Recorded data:
• • • • •
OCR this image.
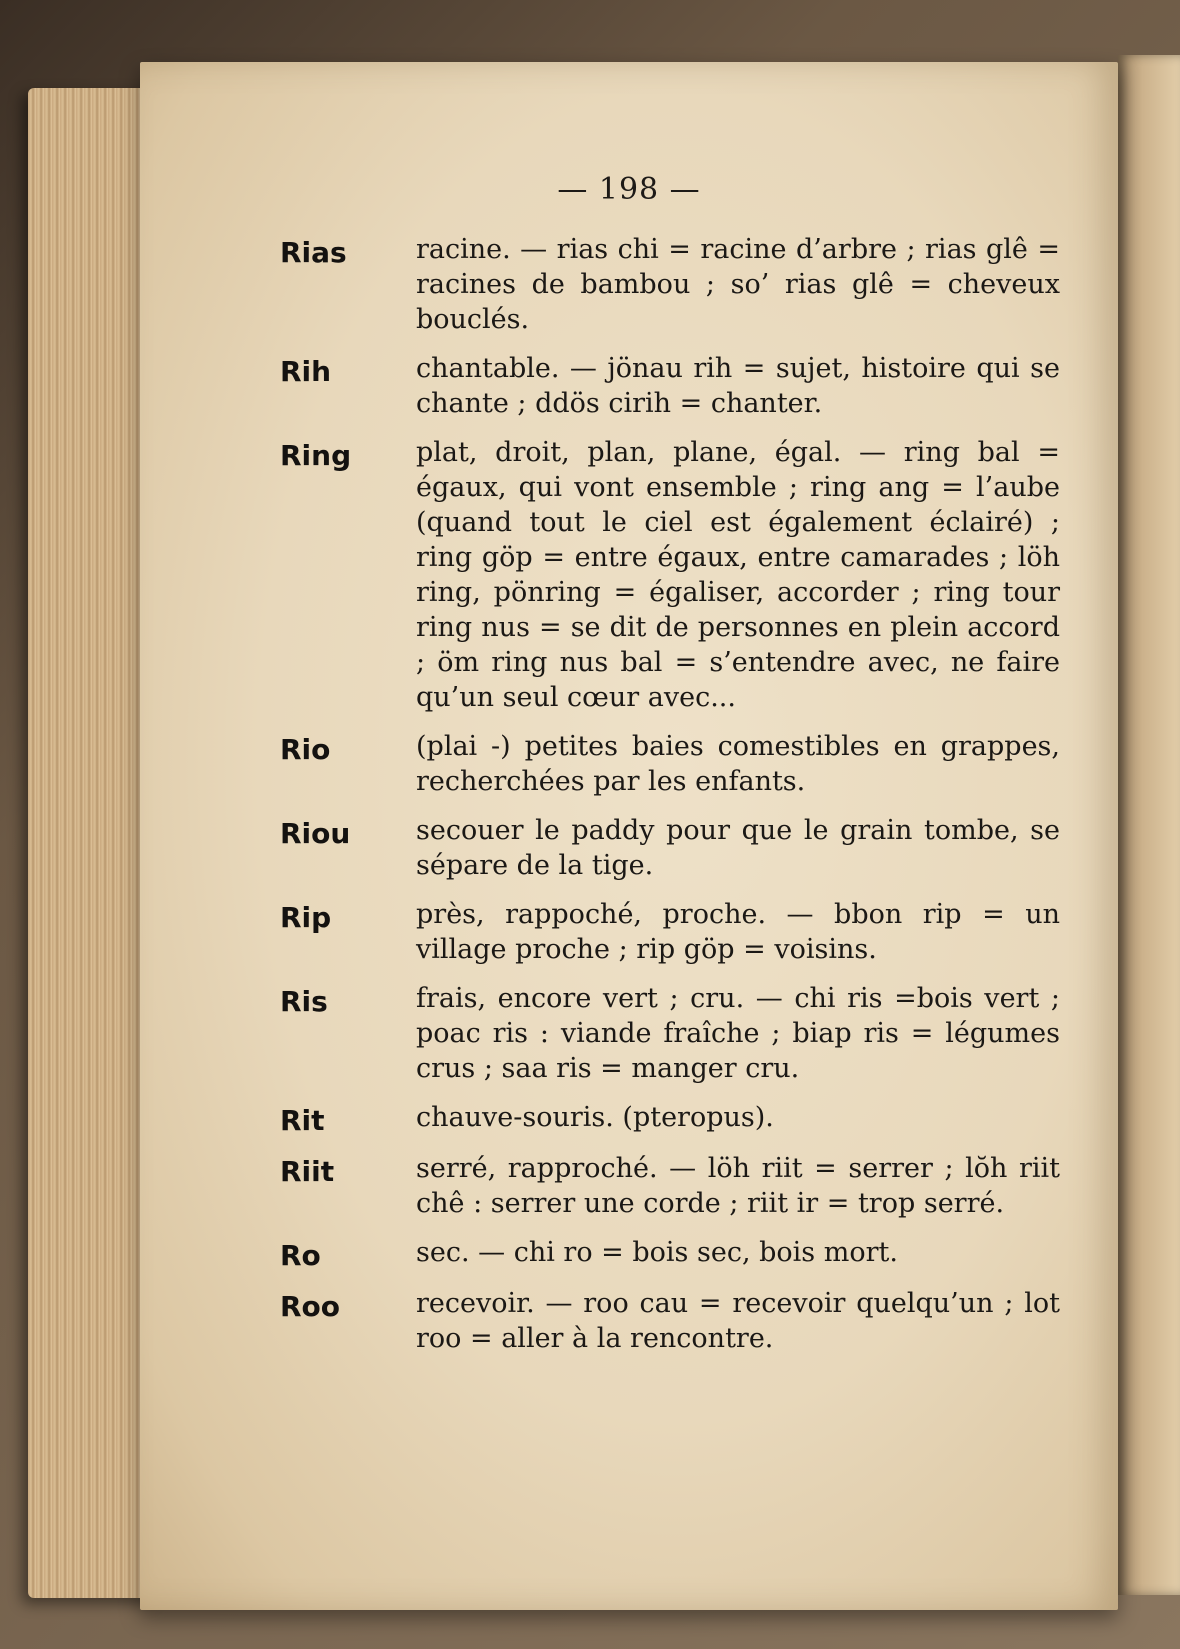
— 198 —
Rias	racine. — rias chi = racine d’arbre ; rias glê = racines de bambou ; so’ rias glê = cheveux bouclés.
Rih	chantable. — jönau rih = sujet, histoire qui se chante ; ddös cirih = chanter.
Ring	plat, droit, plan, plane, égal. — ring bal = égaux, qui vont ensemble ; ring ang = l’aube (quand tout le ciel est également éclairé) ; ring göp = entre égaux, entre camarades ; löh ring, pönring = égaliser, accorder ; ring tour ring nus = se dit de personnes en plein accord ; öm ring nus bal = s’entendre avec, ne faire qu’un seul cœur avec...
Rio	(plai -) petites baies comestibles en grappes, recherchées par les enfants.
Riou	secouer le paddy pour que le grain tombe, se sépare de la tige.
Rip	près, rappoché, proche. — bbon rip = un village proche ; rip göp = voisins.
Ris	frais, encore vert ; cru. — chi ris =bois vert ; poac ris : viande fraîche ; biap ris = légumes crus ; saa ris = manger cru.
Rit	chauve-souris. (pteropus).
Riit	serré, rapproché. — löh riit = serrer ; lŏh riit chê : serrer une corde ; riit ir = trop serré.
Ro	sec. — chi ro = bois sec, bois mort.
Roo	recevoir. — roo cau = recevoir quelqu’un ; lot roo = aller à la rencontre.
• • • • •
__Given instruction__
Copy each line that contains the word "bois".

__Completed exercise__
Ris	frais, encore vert ; cru. — chi ris =bois vert ; poac ris : viande fraîche ; biap ris = légumes crus ; saa ris = manger cru.
Ro	sec. — chi ro = bois sec, bois mort.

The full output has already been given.